• **Prompt**:
Locate the word "bubble" in the entries below, then gather every line that holds it.

··· Provided data ···

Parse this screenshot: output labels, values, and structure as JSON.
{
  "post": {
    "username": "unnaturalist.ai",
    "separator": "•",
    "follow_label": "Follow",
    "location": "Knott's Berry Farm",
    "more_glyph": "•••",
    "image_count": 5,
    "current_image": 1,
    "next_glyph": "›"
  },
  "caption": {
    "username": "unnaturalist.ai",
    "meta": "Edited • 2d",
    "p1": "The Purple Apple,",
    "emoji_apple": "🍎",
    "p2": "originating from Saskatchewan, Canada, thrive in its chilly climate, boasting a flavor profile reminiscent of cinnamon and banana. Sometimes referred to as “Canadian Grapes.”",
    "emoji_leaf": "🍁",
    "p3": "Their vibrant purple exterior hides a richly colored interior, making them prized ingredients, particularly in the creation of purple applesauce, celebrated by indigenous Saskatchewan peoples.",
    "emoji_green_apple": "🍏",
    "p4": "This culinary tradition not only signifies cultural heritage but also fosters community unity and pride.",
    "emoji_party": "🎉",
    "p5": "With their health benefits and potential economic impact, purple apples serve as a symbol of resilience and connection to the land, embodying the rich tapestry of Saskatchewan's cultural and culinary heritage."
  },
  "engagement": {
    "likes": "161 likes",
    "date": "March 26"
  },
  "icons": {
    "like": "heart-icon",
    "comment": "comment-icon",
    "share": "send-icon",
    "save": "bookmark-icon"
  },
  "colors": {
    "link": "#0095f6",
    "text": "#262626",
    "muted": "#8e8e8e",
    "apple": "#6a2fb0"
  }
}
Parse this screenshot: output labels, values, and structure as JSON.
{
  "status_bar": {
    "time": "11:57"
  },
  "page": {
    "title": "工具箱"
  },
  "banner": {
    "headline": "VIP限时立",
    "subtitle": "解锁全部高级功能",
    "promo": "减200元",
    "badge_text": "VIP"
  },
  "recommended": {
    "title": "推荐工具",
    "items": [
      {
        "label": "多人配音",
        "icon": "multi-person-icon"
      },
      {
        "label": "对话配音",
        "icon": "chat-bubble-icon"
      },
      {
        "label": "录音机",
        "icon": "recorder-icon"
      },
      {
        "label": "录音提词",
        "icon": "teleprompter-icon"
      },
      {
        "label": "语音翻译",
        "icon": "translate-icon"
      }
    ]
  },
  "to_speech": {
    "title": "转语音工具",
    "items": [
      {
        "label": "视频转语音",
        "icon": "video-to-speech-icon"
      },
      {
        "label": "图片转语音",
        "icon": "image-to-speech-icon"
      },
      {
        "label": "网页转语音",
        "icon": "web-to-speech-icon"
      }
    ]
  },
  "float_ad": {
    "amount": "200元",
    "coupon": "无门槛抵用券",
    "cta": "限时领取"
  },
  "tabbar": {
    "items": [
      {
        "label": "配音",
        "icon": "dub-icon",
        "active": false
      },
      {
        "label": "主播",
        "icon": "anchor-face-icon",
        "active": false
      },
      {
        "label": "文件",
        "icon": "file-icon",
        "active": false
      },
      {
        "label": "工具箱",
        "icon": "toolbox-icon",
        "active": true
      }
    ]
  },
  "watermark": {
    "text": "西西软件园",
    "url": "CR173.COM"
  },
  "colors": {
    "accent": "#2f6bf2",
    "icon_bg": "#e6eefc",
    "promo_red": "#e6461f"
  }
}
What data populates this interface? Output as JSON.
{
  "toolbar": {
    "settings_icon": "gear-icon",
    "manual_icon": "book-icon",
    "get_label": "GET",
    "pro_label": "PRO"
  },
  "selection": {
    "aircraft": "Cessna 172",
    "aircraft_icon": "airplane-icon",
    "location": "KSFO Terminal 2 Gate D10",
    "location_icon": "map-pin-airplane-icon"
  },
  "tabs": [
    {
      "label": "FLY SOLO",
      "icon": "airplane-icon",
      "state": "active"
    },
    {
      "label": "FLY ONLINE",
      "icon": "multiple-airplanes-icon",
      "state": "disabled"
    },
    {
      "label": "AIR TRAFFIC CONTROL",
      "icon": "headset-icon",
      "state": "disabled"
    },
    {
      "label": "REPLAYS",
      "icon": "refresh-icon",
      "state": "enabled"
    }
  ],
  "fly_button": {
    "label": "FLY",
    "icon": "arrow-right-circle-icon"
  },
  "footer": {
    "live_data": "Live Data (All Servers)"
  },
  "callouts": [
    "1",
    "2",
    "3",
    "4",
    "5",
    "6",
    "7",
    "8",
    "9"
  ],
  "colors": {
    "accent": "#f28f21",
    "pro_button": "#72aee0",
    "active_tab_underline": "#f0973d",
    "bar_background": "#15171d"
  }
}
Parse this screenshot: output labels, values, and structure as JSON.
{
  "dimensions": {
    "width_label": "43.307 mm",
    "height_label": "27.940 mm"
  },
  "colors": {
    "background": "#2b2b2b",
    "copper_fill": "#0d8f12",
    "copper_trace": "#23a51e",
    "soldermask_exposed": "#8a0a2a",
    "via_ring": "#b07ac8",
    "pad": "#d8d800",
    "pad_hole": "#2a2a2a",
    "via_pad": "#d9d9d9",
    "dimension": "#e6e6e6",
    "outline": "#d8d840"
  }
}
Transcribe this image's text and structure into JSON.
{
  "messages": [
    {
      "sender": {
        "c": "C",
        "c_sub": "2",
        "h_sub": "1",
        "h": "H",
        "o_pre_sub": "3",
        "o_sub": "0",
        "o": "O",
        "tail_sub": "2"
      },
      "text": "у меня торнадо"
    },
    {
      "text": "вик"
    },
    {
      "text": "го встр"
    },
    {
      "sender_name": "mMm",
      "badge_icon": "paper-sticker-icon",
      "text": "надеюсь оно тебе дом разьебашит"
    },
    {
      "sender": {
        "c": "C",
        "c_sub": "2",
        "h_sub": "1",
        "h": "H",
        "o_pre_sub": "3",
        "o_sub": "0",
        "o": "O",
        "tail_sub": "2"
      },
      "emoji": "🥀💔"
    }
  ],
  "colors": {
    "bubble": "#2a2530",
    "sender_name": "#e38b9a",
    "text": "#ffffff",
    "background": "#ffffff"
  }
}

···

• **Answer to the task**:
        "icon": "chat-bubble-icon"
    "bubble": "#2a2530",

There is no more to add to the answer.